- _TASK STATEMENT_:
Identify and reproduce every line holding the string "przeciwdziałania".

* BEGIN STORED DATA *

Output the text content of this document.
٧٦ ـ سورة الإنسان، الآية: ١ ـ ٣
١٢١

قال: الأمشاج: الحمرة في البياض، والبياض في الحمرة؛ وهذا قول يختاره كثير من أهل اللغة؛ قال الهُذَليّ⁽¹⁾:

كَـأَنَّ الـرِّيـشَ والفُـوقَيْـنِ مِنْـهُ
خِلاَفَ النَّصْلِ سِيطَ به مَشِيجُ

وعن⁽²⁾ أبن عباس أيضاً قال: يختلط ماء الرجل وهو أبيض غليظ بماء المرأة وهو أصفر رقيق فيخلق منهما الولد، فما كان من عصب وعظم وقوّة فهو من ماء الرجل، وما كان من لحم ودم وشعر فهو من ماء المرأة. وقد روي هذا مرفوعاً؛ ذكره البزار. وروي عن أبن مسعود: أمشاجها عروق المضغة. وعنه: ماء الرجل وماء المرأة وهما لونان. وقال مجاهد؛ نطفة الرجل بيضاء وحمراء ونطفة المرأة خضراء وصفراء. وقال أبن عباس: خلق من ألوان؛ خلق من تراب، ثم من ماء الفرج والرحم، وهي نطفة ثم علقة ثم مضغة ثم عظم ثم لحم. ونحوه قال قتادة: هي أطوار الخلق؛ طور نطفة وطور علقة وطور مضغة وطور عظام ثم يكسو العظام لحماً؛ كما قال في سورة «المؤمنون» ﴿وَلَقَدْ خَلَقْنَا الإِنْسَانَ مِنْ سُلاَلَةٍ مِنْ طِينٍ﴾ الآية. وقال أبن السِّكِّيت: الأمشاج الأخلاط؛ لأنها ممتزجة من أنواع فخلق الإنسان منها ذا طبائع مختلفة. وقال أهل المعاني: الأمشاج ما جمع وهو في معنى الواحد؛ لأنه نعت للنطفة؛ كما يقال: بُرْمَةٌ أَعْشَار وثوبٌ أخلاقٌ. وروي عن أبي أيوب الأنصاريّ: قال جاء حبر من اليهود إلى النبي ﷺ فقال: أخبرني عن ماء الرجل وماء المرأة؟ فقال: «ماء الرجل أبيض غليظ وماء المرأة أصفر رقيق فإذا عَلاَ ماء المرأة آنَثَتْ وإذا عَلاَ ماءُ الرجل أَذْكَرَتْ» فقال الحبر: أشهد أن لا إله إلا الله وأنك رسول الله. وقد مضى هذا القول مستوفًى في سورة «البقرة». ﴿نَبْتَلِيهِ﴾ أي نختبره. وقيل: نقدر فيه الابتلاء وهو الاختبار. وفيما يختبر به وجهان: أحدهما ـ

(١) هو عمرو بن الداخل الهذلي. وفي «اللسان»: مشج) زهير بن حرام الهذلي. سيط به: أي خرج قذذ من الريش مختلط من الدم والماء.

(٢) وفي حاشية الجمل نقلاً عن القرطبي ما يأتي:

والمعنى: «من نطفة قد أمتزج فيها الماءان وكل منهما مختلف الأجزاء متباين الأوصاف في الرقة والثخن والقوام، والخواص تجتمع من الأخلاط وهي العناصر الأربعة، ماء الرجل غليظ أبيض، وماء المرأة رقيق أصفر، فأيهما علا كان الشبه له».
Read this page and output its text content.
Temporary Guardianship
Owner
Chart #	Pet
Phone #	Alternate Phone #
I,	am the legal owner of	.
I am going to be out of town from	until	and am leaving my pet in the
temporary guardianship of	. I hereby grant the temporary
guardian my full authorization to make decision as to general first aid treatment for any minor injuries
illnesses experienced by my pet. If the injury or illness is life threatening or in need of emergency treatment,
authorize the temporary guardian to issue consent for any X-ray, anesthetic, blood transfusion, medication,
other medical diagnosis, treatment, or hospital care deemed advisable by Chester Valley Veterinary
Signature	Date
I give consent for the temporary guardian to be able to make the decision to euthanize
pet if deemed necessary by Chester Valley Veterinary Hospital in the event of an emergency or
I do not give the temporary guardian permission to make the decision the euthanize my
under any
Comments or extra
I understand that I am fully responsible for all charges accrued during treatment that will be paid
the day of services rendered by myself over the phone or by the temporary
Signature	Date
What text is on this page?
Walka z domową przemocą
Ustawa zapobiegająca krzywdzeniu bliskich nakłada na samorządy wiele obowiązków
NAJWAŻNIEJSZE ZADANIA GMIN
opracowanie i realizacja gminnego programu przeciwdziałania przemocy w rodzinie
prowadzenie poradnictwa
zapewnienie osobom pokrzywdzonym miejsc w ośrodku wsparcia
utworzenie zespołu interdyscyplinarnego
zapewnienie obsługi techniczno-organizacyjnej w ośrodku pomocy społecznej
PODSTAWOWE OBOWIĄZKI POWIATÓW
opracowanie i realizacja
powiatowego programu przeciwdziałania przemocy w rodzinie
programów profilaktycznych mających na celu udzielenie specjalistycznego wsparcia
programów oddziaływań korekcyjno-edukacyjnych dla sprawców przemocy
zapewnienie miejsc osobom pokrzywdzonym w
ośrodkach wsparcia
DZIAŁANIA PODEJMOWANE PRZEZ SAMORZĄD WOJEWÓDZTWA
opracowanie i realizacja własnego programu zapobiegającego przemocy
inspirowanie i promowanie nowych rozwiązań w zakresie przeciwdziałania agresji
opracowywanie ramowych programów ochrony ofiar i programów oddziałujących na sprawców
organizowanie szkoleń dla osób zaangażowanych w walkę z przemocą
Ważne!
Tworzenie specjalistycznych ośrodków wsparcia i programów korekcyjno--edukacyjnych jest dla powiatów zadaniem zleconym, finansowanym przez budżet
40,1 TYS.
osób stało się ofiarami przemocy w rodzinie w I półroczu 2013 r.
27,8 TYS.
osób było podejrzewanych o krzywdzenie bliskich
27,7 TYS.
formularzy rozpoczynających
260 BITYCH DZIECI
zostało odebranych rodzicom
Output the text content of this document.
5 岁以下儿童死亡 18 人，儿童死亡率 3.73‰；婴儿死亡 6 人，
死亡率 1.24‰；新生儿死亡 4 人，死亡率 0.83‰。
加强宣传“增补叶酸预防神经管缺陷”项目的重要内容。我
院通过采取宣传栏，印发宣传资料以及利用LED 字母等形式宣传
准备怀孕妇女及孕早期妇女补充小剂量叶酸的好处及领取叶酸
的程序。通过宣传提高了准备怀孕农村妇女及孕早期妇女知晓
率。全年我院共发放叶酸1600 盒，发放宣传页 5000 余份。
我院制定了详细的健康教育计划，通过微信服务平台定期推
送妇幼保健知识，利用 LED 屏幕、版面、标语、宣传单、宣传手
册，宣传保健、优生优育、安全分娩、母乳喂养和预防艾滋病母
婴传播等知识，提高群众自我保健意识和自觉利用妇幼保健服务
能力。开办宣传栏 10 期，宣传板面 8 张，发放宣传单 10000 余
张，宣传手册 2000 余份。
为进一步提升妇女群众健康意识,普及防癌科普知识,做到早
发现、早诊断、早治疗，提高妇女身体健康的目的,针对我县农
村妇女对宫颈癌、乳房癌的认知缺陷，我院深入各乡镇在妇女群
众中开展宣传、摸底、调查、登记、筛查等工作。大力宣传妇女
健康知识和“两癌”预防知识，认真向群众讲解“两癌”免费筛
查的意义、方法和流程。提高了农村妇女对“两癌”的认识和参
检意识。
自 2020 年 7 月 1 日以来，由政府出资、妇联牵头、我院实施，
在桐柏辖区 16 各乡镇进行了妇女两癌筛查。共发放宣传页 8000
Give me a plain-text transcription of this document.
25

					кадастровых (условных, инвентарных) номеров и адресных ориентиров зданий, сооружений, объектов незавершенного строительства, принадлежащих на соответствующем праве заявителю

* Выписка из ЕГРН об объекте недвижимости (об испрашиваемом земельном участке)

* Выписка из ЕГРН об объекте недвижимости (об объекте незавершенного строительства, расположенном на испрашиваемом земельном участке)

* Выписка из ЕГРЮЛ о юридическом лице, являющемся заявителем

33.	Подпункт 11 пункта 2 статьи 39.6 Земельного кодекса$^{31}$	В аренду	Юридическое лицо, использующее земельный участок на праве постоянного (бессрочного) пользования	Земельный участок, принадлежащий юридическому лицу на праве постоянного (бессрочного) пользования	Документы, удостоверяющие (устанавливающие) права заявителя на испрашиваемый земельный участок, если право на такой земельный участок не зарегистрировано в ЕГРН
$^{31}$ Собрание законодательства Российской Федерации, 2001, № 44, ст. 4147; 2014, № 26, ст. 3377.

* END STORED DATA *

- _SOLVED EXERCISE_:
opracowanie i realizacja gminnego programu przeciwdziałania przemocy w rodzinie
powiatowego programu przeciwdziałania przemocy w rodzinie
inspirowanie i promowanie nowych rozwiązań w zakresie przeciwdziałania agresji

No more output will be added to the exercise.